**Page excerpt**
______
Behavioural Analytics and Battling the Unknown: the Renaissance of UEBA in Cybersecurity

By Cyrille Badeau, VP EMEA, Securonix.

There’s a familiar saying: “You don’t know what you don’t know”. It’s often delivered in a resigned manner, as if to accept the status quo that imperfect knowledge is inevitable. Yet designing cybersecurity to protect against the unknown is precisely the challenge facing CISOs today. As adversaries adopt AI-enabled tooling, automate reconnaissance, and devise previously unseen attack paths, it’s increasingly clear that relying solely on historical knowledge or learned patterns is no longer sufficient. Defending against attacks you’ve never seen before requires looking for behaviours that fall outside what’s considered normal.  

The discipline of User and Entity Behaviour Analytics (UEBA) is not new in cybersecurity, but it is experiencing a renaissance as adversaries’ capacity to innovate zero-day attacks increases exponentially. And while today’s UEBA solutions may work faster and at greater scale, thanks to the introduction of AI for orchestration and analysis, the principles on which they are based date back to centuries-old battlefield doctrine. 

 

Understanding UEBA: A discipline rooted in military strategy  

Long before the emergence of digital networks, military strategists relied on behavioural analysis to anticipate enemy action in theatre. Pattern-of-life studies identified unusual troop movements; signals intelligence specialists learned to identify radio traffic anomalies indicating imminent action; and counter-intelligence teams profiled individual behaviour for signs of infiltration or reconnaissance activity. Combined with intelligence on known threats and capabilities, behavioural analysis provides the capacity to anticipate and neutralise threats before attacks fully materialise. 

The same principles hold true when applied to the digital domain; in fact, it’s one of the reasons so many former military intelligence personnel find fulfilling careers in cybersecurity.   

In the digital theatre, every user, device, service account, application, and workload has a behavioural signature, which constitutes an observable pattern of authentication, access, movement, and interaction. These patterns can be baselined and monitored for deviations that indicate infiltration or misuse. 

UEBA tools operationalise this doctrine, drawing on computing power to model normal behaviour across millions of events and detect even subtle anomalies, surfacing the tiny signals that often precede attacks, such as a dormant account suddenly accessing sensitive data, a user accessing the network at an unusual location or time, or a workload initiating lateral movement inconsistent with previous activity.
______
**Dataset content**
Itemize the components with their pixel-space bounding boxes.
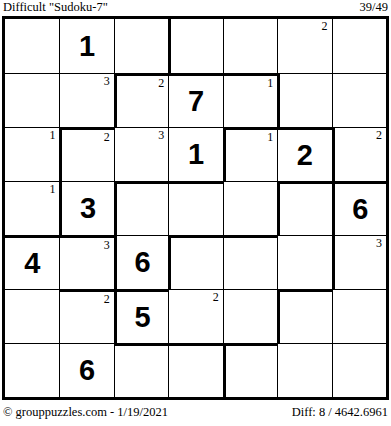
______
**Problems and tasks**
a: List every kind of thing that the UEBA article says has a behavioral signature in the digital theater.
b: According to the UEBA article, what does the abbreviation UEBA stand for?
c: Continue the article on UEBA in cybersecurity, starting after its final sentence.
The data has no connection to the article on behavioral analytics in cybersecurity.

**Final results**
a:
- user
- device
- service account
- application
- workload

b: User and Entity Behaviour Analytics.

c:
While AI accelerates the process, the principle of UEBA is the same on both physical and digital battlefields: understand the environment to a depth where the abnormal signals a warning. 

 

Zero-day detection: the critical use case for UEBA   

By definition, zero-day attacks evade traditional defences; systems struggle to defend what they haven’t encountered. And in modern, complex digital systems, threat actors don’t even need to design new malware and attack vectors. Increasingly, they leverage misconfigurations in existing security tools or exploit those that have drifted out of compliance. In these instances, there is no immediately detectable attack footprint – the organisation’s own weaknesses are being turned against them.  

UEBA offers a different detection plane, one that focuses not on what the threat is, but what it does, and that’s the crux of the issue. By identifying those unusual access patterns, unwarranted privilege escalation, unsanctioned lateral movement and unexpected data exfiltration, UEBA directs threat hunting teams to the activities that signal concern.  

Used effectively, good UEBA tools help organisations fine-tune their threat posture and adapting their capabilities to cope with the unknown. 

 

Why many organisations struggle with UEBA 

The description of UEBA outlined above sounds straightforward: analyse behaviour data, identify anomalous activity, investigate the cause, and neutralise any threat discovered. However, reality is rarely this simple, and many organisations have struggled to realise the potential of UEBA. Reasons include: 

High noise levels from poor data quality and incomplete telemetry 

Organisations often attempt to “monitor everything,” only to drown in noise as UEBA becomes simply an alert generator, rather than an investigation accelerator. Conversely, when models are tuned too tightly, they miss the low‑and‑slow campaigns that matter most. Without high‑quality, complete telemetry, UEBA becomes unstable. 

Lack of transparency and control 

Unintuitive user interfaces mean security teams cannot see why alerts fire or how to tune them. This leads to a loss of trust and/or slow adoption, meaning teams don’t see a return on investment. 

Over-reliance on generic models 

Every organisation has unique workflows, architectures, and risk profiles. Generic behavioural models fail to capture these nuances, leading to false positives and missed detections. UEBA solutions should be deployed with expert guidance and fine-tuning, to ensure they work for the business that’s using them.   

Many more recently developed UEBA extensions fall into these traps, as vendors seek to capitalise on the growing market opportunity of addressing unknown threats. Unfortunately, this has led to UEBA gaining a reputation for complexity, resulting in underutilisation of what should be a fundamental pillar of defensive cyber strategy. 

Balancing the UEBA equation for future-proofed detection and response 

UEBA is the most effective countermeasure against the unknown, but it must be deployed intelligently and specifically tuned to the operational environment it serves.  

Features to look for when evaluating UEBA solution providers include: 

  • Entity-centric risk scoring that correlates signals across users, devices, and workloads 
  • Noise reduction achieved through intelligent baselining and adaptive tuning 
  • Explainable analytics that demonstrate why the identified anomalies matter and how related risk is calculated 
  • Refined behavioural models built on a strong heritage of expertise developed over many years 

It’s also worth noting that – while the addition of AI accelerates the speed and scale at which UEBA works – if the solution is not founded on the strong basic principles outlined above, AI will simply increase noise and confusion exponentially.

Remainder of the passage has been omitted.